• INFORMATION SUPPLIED
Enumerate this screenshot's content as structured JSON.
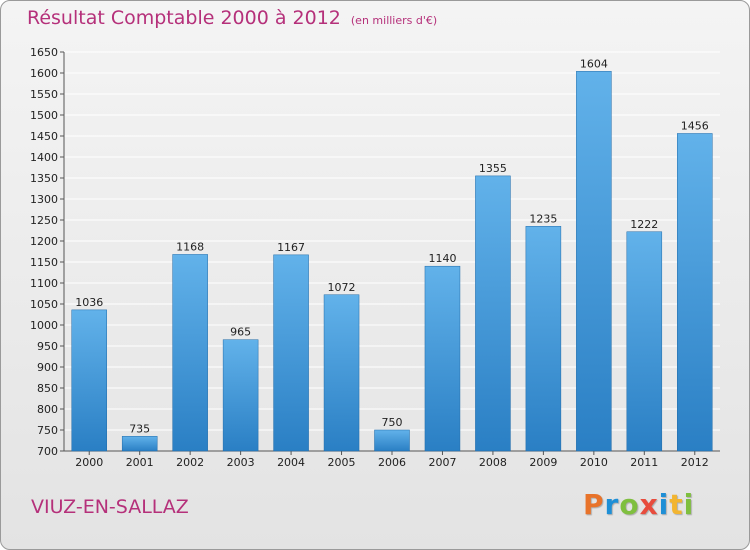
{
  "header": {
    "title": "Résultat Comptable 2000 à 2012",
    "unit": "(en milliers d'€)"
  },
  "footer": {
    "town": "VIUZ-EN-SALLAZ",
    "brand": "Proxiti"
  },
  "colors": {
    "accent": "#b5307a",
    "bar_light": "#62b2ea",
    "bar_dark": "#2a7fc4",
    "grid": "#ffffff",
    "logo": [
      "#e8732a",
      "#1e8fd6",
      "#7fbf3f",
      "#e84c3d",
      "#1e8fd6",
      "#f2b531",
      "#7fbf3f"
    ]
  },
  "chart_data": {
    "type": "bar",
    "title": "Résultat Comptable 2000 à 2012",
    "subtitle": "(en milliers d'€)",
    "xlabel": "",
    "ylabel": "",
    "categories": [
      "2000",
      "2001",
      "2002",
      "2003",
      "2004",
      "2005",
      "2006",
      "2007",
      "2008",
      "2009",
      "2010",
      "2011",
      "2012"
    ],
    "values": [
      1036,
      735,
      1168,
      965,
      1167,
      1072,
      750,
      1140,
      1355,
      1235,
      1604,
      1222,
      1456
    ],
    "ylim": [
      700,
      1650
    ],
    "ytick_step": 50,
    "grid": true,
    "data_labels": true
  }
}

• PROBLEM REQUIREMENTS
Check each line of the entries above, and show every one holding the word "milliers".

• SOLUTION
    "unit": "(en milliers d'€)"
    "subtitle": "(en milliers d'€)",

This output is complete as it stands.